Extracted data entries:
★ ★ ★

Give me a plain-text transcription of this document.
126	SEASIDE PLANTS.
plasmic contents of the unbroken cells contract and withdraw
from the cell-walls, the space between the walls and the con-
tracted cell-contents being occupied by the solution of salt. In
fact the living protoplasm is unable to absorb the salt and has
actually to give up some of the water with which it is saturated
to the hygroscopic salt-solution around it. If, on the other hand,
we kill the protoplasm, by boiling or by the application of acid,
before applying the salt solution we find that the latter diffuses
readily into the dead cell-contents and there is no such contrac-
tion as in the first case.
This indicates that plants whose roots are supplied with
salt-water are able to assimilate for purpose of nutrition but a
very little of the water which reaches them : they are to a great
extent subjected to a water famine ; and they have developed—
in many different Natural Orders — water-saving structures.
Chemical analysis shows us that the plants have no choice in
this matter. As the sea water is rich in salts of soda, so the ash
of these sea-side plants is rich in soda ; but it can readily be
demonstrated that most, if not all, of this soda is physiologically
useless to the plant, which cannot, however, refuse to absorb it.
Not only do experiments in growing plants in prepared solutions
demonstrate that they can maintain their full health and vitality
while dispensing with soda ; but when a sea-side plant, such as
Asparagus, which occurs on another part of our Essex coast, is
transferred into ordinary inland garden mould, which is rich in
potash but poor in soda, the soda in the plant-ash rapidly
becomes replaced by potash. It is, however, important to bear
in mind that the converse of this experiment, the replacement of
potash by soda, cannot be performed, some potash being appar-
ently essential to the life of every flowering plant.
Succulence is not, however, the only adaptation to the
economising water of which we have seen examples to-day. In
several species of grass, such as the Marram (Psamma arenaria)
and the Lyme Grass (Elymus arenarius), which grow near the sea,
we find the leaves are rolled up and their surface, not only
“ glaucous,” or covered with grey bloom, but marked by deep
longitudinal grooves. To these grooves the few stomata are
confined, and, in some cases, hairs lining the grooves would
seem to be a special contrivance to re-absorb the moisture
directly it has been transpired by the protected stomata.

★ ★ ★

*Description of the task*. Retype the entries in full. Keep every line identical.

*Expected output*.
Give me a plain-text transcription of this document.
126	SEASIDE PLANTS.
plasmic contents of the unbroken cells contract and withdraw
from the cell-walls, the space between the walls and the con-
tracted cell-contents being occupied by the solution of salt. In
fact the living protoplasm is unable to absorb the salt and has
actually to give up some of the water with which it is saturated
to the hygroscopic salt-solution around it. If, on the other hand,
we kill the protoplasm, by boiling or by the application of acid,
before applying the salt solution we find that the latter diffuses
readily into the dead cell-contents and there is no such contrac-
tion as in the first case.
This indicates that plants whose roots are supplied with
salt-water are able to assimilate for purpose of nutrition but a
very little of the water which reaches them : they are to a great
extent subjected to a water famine ; and they have developed—
in many different Natural Orders — water-saving structures.
Chemical analysis shows us that the plants have no choice in
this matter. As the sea water is rich in salts of soda, so the ash
of these sea-side plants is rich in soda ; but it can readily be
demonstrated that most, if not all, of this soda is physiologically
useless to the plant, which cannot, however, refuse to absorb it.
Not only do experiments in growing plants in prepared solutions
demonstrate that they can maintain their full health and vitality
while dispensing with soda ; but when a sea-side plant, such as
Asparagus, which occurs on another part of our Essex coast, is
transferred into ordinary inland garden mould, which is rich in
potash but poor in soda, the soda in the plant-ash rapidly
becomes replaced by potash. It is, however, important to bear
in mind that the converse of this experiment, the replacement of
potash by soda, cannot be performed, some potash being appar-
ently essential to the life of every flowering plant.
Succulence is not, however, the only adaptation to the
economising water of which we have seen examples to-day. In
several species of grass, such as the Marram (Psamma arenaria)
and the Lyme Grass (Elymus arenarius), which grow near the sea,
we find the leaves are rolled up and their surface, not only
“ glaucous,” or covered with grey bloom, but marked by deep
longitudinal grooves. To these grooves the few stomata are
confined, and, in some cases, hairs lining the grooves would
seem to be a special contrivance to re-absorb the moisture
directly it has been transpired by the protected stomata.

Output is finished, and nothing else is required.